--- START OF Text block ---

# air travel: cheep but safe



## ljkd13 (Jan 16, 2008)

Hi

I'm looking to do some intra-southeast asia travel by air, and was wondering if people had experienced particular carriers that were inexpensive but seemingly, at least, safe. Air-Asia strikes me as a possibility of cheep, but are they safe? Any others I may be overlooking?

Thanks 

Luke


----------



## rjnpenang (Feb 20, 2008)

ljkd13 said:


> Hi
> 
> I'm looking to do some intra-southeast asia travel by air, and was wondering if people had experienced particular carriers that were inexpensive but seemingly, at least, safe. Air-Asia strikes me as a possibility of cheep, but are they safe? Any others I may be overlooking?
> 
> ...


Air Asia may be safe financially but the last occasion I flew with them the pilot was in such a hurry to get into the air (do they get a bonus for being on time?) the stewardesses hardly had time to check the passengers, seatbelts etc. The woman across the aisle from was told to put her parcels on the floor under the seat in front however she placed them on the empty seat next to her. This is against all airline regulations!!!!. 
I also remember catching a flight from KL to BKK, passengers seemed to be leaving from the front exit whilst they were loading at the rear. This flight arrived in KL about 20 minutes late but arrived in Bangkok early, I would hate to think they are cutting corners. Regards Rob


----------



## singto (Sep 15, 2008)

I've flown Air Asia over a 100 times. While their service isn't the greatest and they run late quite often, never have I had a safety issue. Yes, people may put their packages on empty seats sometimes but generally speaking, if you're trying to save a buck, Air Asia is a decent alternative.


----------

--- END OF Text block ---
--- START OF Dataset extract ---

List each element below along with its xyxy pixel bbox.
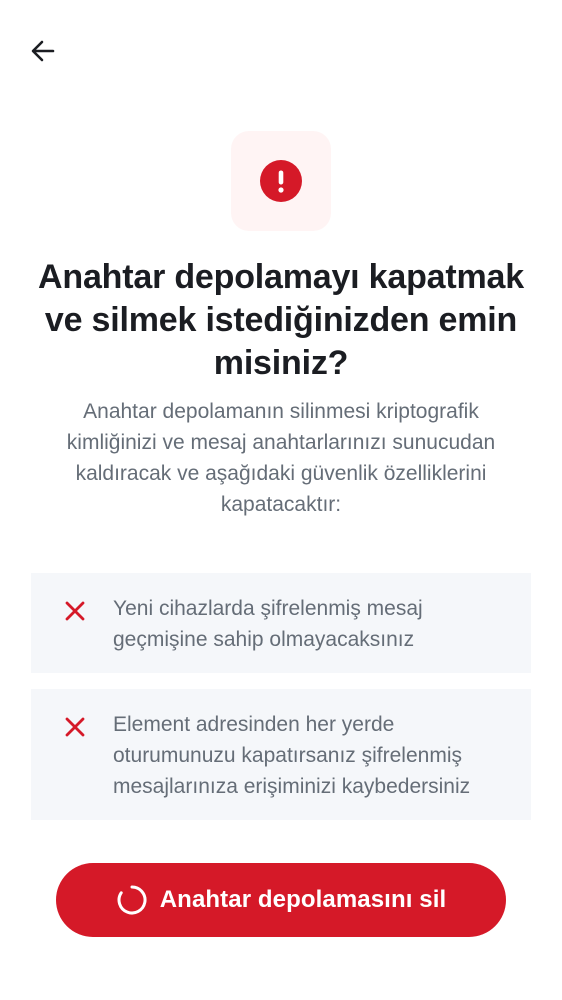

--- END OF Dataset extract ---

◆ Exercise instructions
Please copy the entire forum thread on cheap but safe air travel word for word. Rely only on the forum thread, not the material.

◆ Exercise output
# air travel: cheep but safe



## ljkd13 (Jan 16, 2008)

Hi

I'm looking to do some intra-southeast asia travel by air, and was wondering if people had experienced particular carriers that were inexpensive but seemingly, at least, safe. Air-Asia strikes me as a possibility of cheep, but are they safe? Any others I may be overlooking?

Thanks 

Luke


----------



## rjnpenang (Feb 20, 2008)

ljkd13 said:


> Hi
> 
> I'm looking to do some intra-southeast asia travel by air, and was wondering if people had experienced particular carriers that were inexpensive but seemingly, at least, safe. Air-Asia strikes me as a possibility of cheep, but are they safe? Any others I may be overlooking?
> 
> ...


Air Asia may be safe financially but the last occasion I flew with them the pilot was in such a hurry to get into the air (do they get a bonus for being on time?) the stewardesses hardly had time to check the passengers, seatbelts etc. The woman across the aisle from was told to put her parcels on the floor under the seat in front however she placed them on the empty seat next to her. This is against all airline regulations!!!!. 
I also remember catching a flight from KL to BKK, passengers seemed to be leaving from the front exit whilst they were loading at the rear. This flight arrived in KL about 20 minutes late but arrived in Bangkok early, I would hate to think they are cutting corners. Regards Rob


----------



## singto (Sep 15, 2008)

I've flown Air Asia over a 100 times. While their service isn't the greatest and they run late quite often, never have I had a safety issue. Yes, people may put their packages on empty seats sometimes but generally speaking, if you're trying to save a buck, Air Asia is a decent alternative.


----------